= Beginning of Section =

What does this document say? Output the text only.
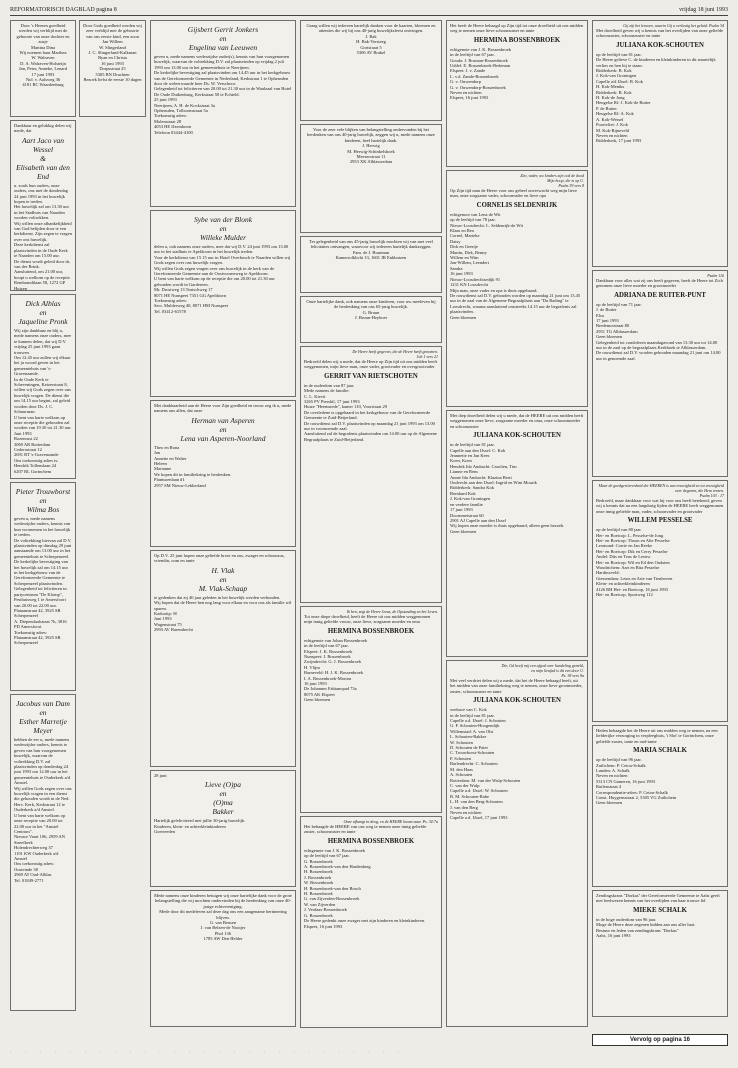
REFORMATORISCH DAGBLAD pagina 8	vrijdag 18 juni 1993
Door 's Heeren goedheid werden wij verblijd met de geboorte van onze dochter en zusje
Martina Dina
Wij noemen haar Marthea
W. Walraven
D. A. Walraven-Holsteijn
Jan, Peter, Anneke, Lenard
17 juni 1993
Nol. v. Aalsweg 36
4181 BC Waardenburg
Dankbaar en gelukkig delen wij mede, dat
Aart Jaco van Wessel
&
Elisabeth van den End
u. zoals hun ouders, onze ouders, ons met de donderdag 24 juni 1993 in het huwelijk hopen te treden.
Het huwelijk zal om 13.30 uur in het Stadhuis van Naarden worden voltrokken.
Wij willen onze afhankelijkheid van God belijden door te een kerkdienst. Zijn zegen te vragen over ons huwelijk.
Deze kerkdienst zal plaatsvinden in de Oude Kerk te Naarden om 15.00 uur.
De dienst wordt geleid door ds. van der Brink.
Aansluitend, om 21.00 uur, hoopt u welkom op de receptie.
Rembrandtlaan 58, 1272 GP Huizen

Dick Alblas
en
Jaqueline Pronk
Wij zijn dankbaar en blij u, mede namens onze ouders, mee te kunnen delen, dat wij D.V. vrijdag 25 juni 1993 gaan trouwen.
Om 12.45 uur zullen wij elkaar het ja woord geven in het gemeentehuis van 's-Gravenzande.
In de Oude Kerk te Scheveningen, Keizerstraat 8, willen wij Gods zegen over ons huwelijk vragen. De dienst die om 14.15 uur begint, zal geleid worden door Ds. J. C. Schuurman.
U bent van harte welkom op onze receptie die gehouden zal worden van 19.30 tot 21.30 uur.
Juni 1993
Rozenrust 22
3069 AR Rotterdam
Cedersstraat 12
2691 RT 's-Gravenzande
Ons toekomstig adres is:
Hendrik Tollenslaan 24
6207 RL Gorinchem
Pieter Trouwborst
en
Wilma Bos
geven u, mede namens wederzijdse ouders, kennis van hun voornemen in het huwelijk te treden.
De voltrekking hiervan zal D.V. plaatsvinden op dinsdag 29 juni aanstaande om 13.00 uur in het gemeentehuis te Scherpenzeel.
De kerkelijke bevestiging van het huwelijk zal om 14.15 uur in het kerkgebouw van de Gereformeerde Gemeente te Scherpenzeel plaatsvinden.
Gelegenheid tot feliciteren in partycentrum "De Klomp", Pesthuisweg 1 te Amersfoort van 20.00 tot 22.00 uur.
Plataanstraat 42, 3925 SB Scherpenzeel
A. Diependaalstraat 7b, 3816 PD Amersfoort
Toekomstig adres:
Plataanstraat 42, 3925 SB Scherpenzeel
Jacobus van Dam
en
Esther Marretje Meyer
hebben de eer u, mede namens wederzijdse ouders, kennis te geven van hun voorgenomen huwelijk, waarvan de voltrekking D.V. zal plaatsvinden op donderdag 24 juni 1993 om 12.00 uur in het gemeentehuis te Ouderkerk a/d Amstel.
Wij willen Gods zegen over ons huwelijk vragen in een dienst die gehouden wordt in de Ned. Herv. Kerk, Kerkstraat 12 te Ouderkerk a/d Amstel.
U bent van harte welkom op onze receptie van 20.00 tot 22.00 uur in het "Amstel Centrum".
Nieuwe Vaart 106, 2959 AN Streefkerk
Holendrechterweg 37
1191 KW Ouderkerk a/d Amstel
Ons toekomstig adres: Oosteinde 38
2969 AT Oud-Alblas
Tel. 01849-2771
Door Gods goedheid werden wij zeer verblijd met de geboorte van ons eerste kind, een zoon
Jan Willem
W. Slingerland
J. C. Slingerland-Kalkman
Ryan en Christa
16 juni 1993
Dorpsstraat 25
5305 BN Drachten
Bezoek liefst de eerste 10 dagen
Gijsbert Gerrit Jonkers
en
Engelina van Leeuwen
geven u, mede namens wederzijdse ouder(s), kennis van hun voorgenomen huwelijk, waarvan de voltrekking D.V. zal plaatsvinden op vrijdag 2 juli 1993 om 13.00 uur in het gemeentehuis te Neerijnen.
De kerkelijke bevestiging zal plaatsvinden om 14.45 uur in het kerkgebouw van de Gereformeerde Gemeente in Nederland, Kerkstraat 1 te Opheusden door de weleerwaarde heer Ds. W. Verschoor.
Gelegenheid tot feliciteren van 20.00 tot 21.30 uur in de Waalzaal van Hotel De Oude Duikenburg, Kerkstraat 50 te Echteld.
25 juni 1993
Neerijnen, A. H. de Kockstraat 3a
Opheusden, Tolboomstraat 5a
Toekomstig adres:
Molenstraat 28
4053 HE IJzendoorn
Telefoon 03444-4100
Sybe van der Blonk
en
Willeke Mulder
delen u, ook namens onze ouders, mee dat wij D.V. 24 juni 1993 om 13.00 uur in het stadhuis te Apeldoorn in het huwelijk treden.
Voor de kerkdienst van 15.15 uur in Hotel Overbosch te Naarden willen wij Gods zegen over ons huwelijk vragen.
Wij willen Gods zegen vragen over ons huwelijk in de kerk van de Gereformeerde Gemeente aan de Oostvoorneweg te Apeldoorn.
U bent van harte welkom op de receptie die om 20.00 tot 21.30 uur gehouden wordt in Gardereen.
Mr. Drostweg 13 Teatschweg 17
8071 HE Nunspeet 7351 GG Apeldoorn
Toekomstig adres:
Secr. Mulderweg 40, 8071 HM Nunspeet
Tel. 03412-61578
Met dankbaarheid aan de Heere voor Zijn goedheid en trouw zeg ik u, mede namens ons allen, dat onze
Herman van Asperen
en
Lena van Asperen-Noorland
Theo en Rona
Jan
Annette en Walter
Heleen
Marianne
We hopen dit in familiekring te herdenken.
Plantsoenlaan #1
2957 SM Nieuw-Lekkerland
Op D.V. 25 juni hopen onze geliefde broer en zus, zwager en schoonzus, vriendin, oom en tante
H. Vlak
en
M. Vlak-Schaap
te gedenken dat zij 40 jaar geleden in het huwelijk werden verbonden.
Wij hopen dat de Heere hen nog lang voor elkaar en voor ons als familie wil sparen.
Kadootip: ✉
Juni 1993
Wagenstraat 75
2993 AV Barendrecht
28 juni
Lieve (O)pa
en
(O)ma
Bakker
Hartelijk gefeliciteerd met jullie 30-jarig huwelijk.
Kinderen, klein- en achterkleinkinderen
Goerreeden
Mede namens onze kinderen betuigen wij onze hartelijke dank voor de grote belangstelling die wij mochten ondervinden bij de herdenking van onze 40-jarige echtvereniging.
Mede door dit medeleven zal deze dag ons een aangename herinnering blijven.
G. van Beusen
J. van Belzen-de Nooijer
Phol 136
1785 AW Den Helder
Graag willen wij iedereen hartelijk danken voor de kaarten, bloemen en attenties die wij bij ons 40-jarig huwelijksfeest ontvingen.
J. Bak
H. Bak-Versteeg
Gortstraat 5
5306 AV Brakel
Voor de zeer vele blijken van belangstelling ondervonden bij het herdenken van ons 40-jarig huwelijk, zeggen wij u, mede namens onze kinderen, heel hartelijk dank.
J. Herwig
M. Herwig-Schinkelshoek
Meeuwstraat 11
2953 XK Alblasserdam
Ter gelegenheid van ons 45-jarig huwelijk mochten wij van met veel felicitaties ontvangen, waarvoor wij iedereen hartelijk dankzeggen.
Fam. de J. Buurman
Kamerrolklicht 13, 1601 JR Enkhuizen
Onze hartelijke dank, ook namens onze kinderen, voor uw meeleven bij de herdenking van ons 65-jarig huwelijk.
G. Bruun
J. Bruun-Heyboer
De Heere heeft gegeven, die de Heere heeft genomen.
Job 1 vers 21
Bedroefd delen wij u mede, dat de Heere op Zijn tijd uit ons midden heeft weggenomen, mijn lieve man, onze vader, grootvader en overgrootvader
GERRIT VAN RIETSCHOTEN
in de ouderdom van 87 jaar.
Mede namens de familie:
C. L. Kievit
3265 PV Piershil, 17 juni 1993
Huize "Heemstede", kamer 110, Voorstraat 29
De overledene is opgebaard in het kerkgebouw van de Gereformeerde Gemeente te Zuid-Beijerland.
De rouwdienst zal D.V. plaatsvinden op maandag 21 juni 1993 om 13.00 uur in voornoemde zaal.
Aansluitend zal de begrafenis plaatsvinden om 14.00 uur op de Algemene Begraafplaats te Zuid-Beijerland.
Ik ben, zegt de Heere Jezus, de Opstanding en het Leven.
Tot onze diepe droefheid, heeft de Heere uit ons midden weggenomen mijn innig geliefde vrouw, onze lieve, zorgzame moeder en oma
HERMINA BOSSENBROEK
echtgenote van Johan Bossenbroek
in de leeftijd van 67 jaar.
Elspeet: J. K. Bossenbroek
Nunspeet: J. Bossenbroek
Zwijndrecht: G. J. Bossenbroek
H. Vlijm
Barneveld: H. J. K. Bossenbroek
I. A. Bossenbroek-Morton
16 juni 1993
De Johannes Fabianopad 73a
8075 AK Elspeet
Geen bloemen
Onze afhangt in deog, en de HEERE kwam naar. Ps. 34:7a
Het behaagde de HEERE van ons weg te nemen onze innig geliefde zuster, schoonzuster en tante
HERMINA BOSSENBROEK
echtgenote van J. K. Bossenbroek
op de leeftijd van 67 jaar.
G. Bossenbroek
A. Bossenbroek-van den Hardenberg
H. Bossenbroek
J. Bossenbroek
W. Bossenbroek
H. Bossenbroek-van den Bosch
H. Bossenbroek
G. van Zijverden-Bossenbroek
W. van Zijverden
J. Verdaas-Bossenbroek
G. Bossenbroek
De Heere gedenkt onze zwager met zijn kinderen en kleinkinderen.
Elspeet, 16 juni 1993
Het heeft de Heere behaagd op Zijn tijd tot onze droefheid uit ons midden weg te nemen onze lieve schoonzuster en tante
HERMINA BOSSENBROEK
echtgenote van J. K. Bossenbroek
in de leeftijd van 67 jaar.
Gouda: J. Bosman-Bossenbroek
Uddel: E. Bossenbroek-Bedeman
Elspeet: J. v. Zande
L. v.d. Zande-Bossenbroek
G. v. Ouwendorp
G. v. Ouwendorp-Bossenbroek
Neven en nichten
Elspeet, 16 juni 1993
Ziet, vader, uw kinders zijn ook de dood
Mijn hoop, die is op U.
Psalm 39 vers 8
Op Zijn tijd nam de Heere voor ons geheel onverwacht weg mijn lieve man, onze zorgzame vader, schoonvader en lieve opa
CORNELIS SELDENRIJK
echtgenoot van Lena de Wit
op de leeftijd van 78 jaar.
Nieuw-Loosdrecht: L. Seldenrijk-de Wit
Klaas en Bea
Cornel, Marieke
Daisy
Dirk en Geertje
Martin, Dirk, Benny
Willem en Wim
Jan-Willem, Leendert
Sandra
16 juni 1993
Nieuw-Loosdrechtsedijk 91
1231 KN Loosdrecht
Mijn man, onze vader en opa is thuis opgebaard.
De rouwdienst zal D.V. gehouden worden op maandag 21 juni om 13.45 uur in de zaal van de Algemene Begraafplaats aan "Da Rading" te Loosdrecht, waarna aansluitend omstreeks 14.15 uur de begrafenis zal plaatsvinden.
Geen bloemen
Met diep droefheid delen wij u mede, dat de HEERE uit ons midden heeft weggenomen onze lieve, zorgzame moeder en oma, onze schoonmoeder en schoonzuster
JULIANA KOK-SCHOUTEN
in de leeftijd van 81 jaar.
Capelle aan den IJssel: C. Kok
Jeannette en Jan Kees
Koen, Koen
Hendrik Ido Ambacht: Carolien, Tim
Lianne en Rens
Annie Ida Ambacht: Klazina Berti
Oudvecht aan den IJssel: Ingrid en Wim Mourik
Ridderkerk: Sandra Kok
Bernhard Kok
J. Kok-van Groningen
en verdere familie
17 juni 1993
Doornmetstraat 60
2901 AJ Capelle aan den IJssel
Wij hopen onze moeder is thuis opgebaard, alleen geen bezoek.
Geen bloemen
Die, Gd heeft mij een afgod over handeling getreld,
en mijn lieufad is dit een door U.
Ps. 38 vers 9a
Met veel verdriet delen wij u mede, dat het de Heere behaagd heeft, uit het midden van onze familiekring weg te nemen, onze lieve grootmoeder, zuster, schoonzuster en tante
JULIANA KOK-SCHOUTEN
weduwe van C. Kok
in de leeftijd van 81 jaar.
Capelle a.d. IJssel: J. Schouten
G. F. Schouten-Hoogendijk
Willemstad: A. van Olst
L. Schouten-Bakker
W. Schouten
D. Schouten de Pater
C. Trouwborst-Schouten
P. Schouten
Barlendrecht: C. Schouten
M. den Haas
A. Schouten
Rotterdam: M. van der Wulp-Schouten
C. van der Wulp
Capelle a.d. IJssel: W. Schouten
B. M. Schouten-Rabe
L. H. van den Berg-Schouten
J. van den Berg
Neven en nichten
Capelle a.d. IJssel, 17 juni 1993
Vervolg op pagina 16
Gij zijt het lemoen, waarin Gij u verlustig het geluid. Psalm 34
Met droefheid geven wij u kennis van het overlijden van onze geliefde schoonzuster, schoonzuster en tante
JULIANA KOK-SCHOUTEN
op de leeftijd van 81 jaar.
De Heere gelieve C. de kinderen en kleinkinderen in dit smartelijk verlies en hen bij te staan.
Ridderkerk: B. Kok
J. Kok-van Groningen
Capelle a/d IJssel: B. Kok
H. Kok-Meniks
Ridderkerk: B. Kok
H. Kok-de Jong
Heugelse Rf: J. Kok-de Ruiter
P. de Ruiter
Heugelse Rf: A. Kok
A. Kok-Wessel
Poortvliet: J. Kok
M. Kok-Rijneveld
Neven en nichten
Ridderkerk, 17 juni 1993
Psalm 116
Dankbaar voor alles wat zij ons heeft gegeven, heeft de Heere tot Zich genomen onze lieve moeder en grootmoeder
ADRIANA DE RUITER-PUNT
op de leeftijd van 71 jaar.
J. de Ruiter
Elsa
17 juni 1993
Bredemotstraat 80
2951 TG Alblasserdam
Geen bloemen
Gelegenheid tot condoleren maandagavond van 13.30 uur tot 14.00 uur in de zaal op de begraafplaats Kerkhoek te Alblasserdam.
De rouwdienst zal D.V. worden gehouden maandag 21 juni om 14.00 uur in genoemde zaal.
Maar de goedgertierenheid der HEEREN is van eeuwigheid en tot eeuwigheid over degenen, die Hem vrezen.
Psalm 103 : 17
Bedroefd, maar dankbaar voor wat hij voor ons heeft betekend, geven wij u kennis dat na een langdurig lijden de HEERE heeft weggenomen onze innig geliefde man, vader, schoonvader en grootvader
WILLEM PESSELSE
op de leeftijd van 80 jaar.
Hei- en Boeicop: L. Pesselse-de Jong
Hei- en Boeicop: Thoon en Alie Pesselse
Lexmond: Corrie en Jan Reeke
Hei- en Boeicop: Dik en Cerry Pesselse
Andel: Dits en Teus de Leeuw
Hei- en Boeicop: Wil en Ed den Oudsten
Woudrichem: Aart en Rita Pesselse
Hardinxveld:
Giessendam: Leuis en Arie van Tienhoven
Klein- en achterkleinkinderen
4126 RH Hei- en Boeicop, 16 juni 1993
Hei- en Boeicop, Sportweg 112
Heden behaagde het de Heere uit ons midden weg te nemen, na een liefderijke verzorging in verpleeghuis, 't Slot' te Gorinchem, onze geliefde zuster, tante en oud-tante
MARIA SCHALK
op de leeftijd van 96 jaar.
Zuilichem: P. Cetou-Schalk
Lunden: A. Schalk
Neven en nichten
5313 CN Gameren, 16 juni 1993
Ruilenstraat 4
Correspondentie-adres: P. Cetou-Schalk
Const. Huygensstraat 2, 5305 VG Zuilichem
Geen bloemen
Zendingskrans "Dorkas" der Gereformeerde Gemeente te Aalst geeft met leedwezen kennis van het overlijden van haar trouwe lid
MIEKE SCHALK
in de hoge ouderdom van 96 jaar.
Moge de Heere deze zegenen bidden aan ons aller hart.
Bestuur en leden van zendingskrans "Dorkas"
Aalst, 16 juni 1993
· · · · · · · · · · · · · · · · · · · · · · · · · · ·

= End of Section =

▶ How to complete this task
Your response should be made up of the lines in the data that contain the word "wordt".

▶ Written solution
De dienst wordt geleid door ds. van der Brink.
Wij willen Gods zegen over ons huwelijk vragen in een dienst die gehouden wordt in de Ned. Herv. Kerk, Kerkstraat 12 te Ouderkerk a/d Amstel.
U bent van harte welkom op de receptie die om 20.00 tot 21.30 uur gehouden wordt in Gardereen.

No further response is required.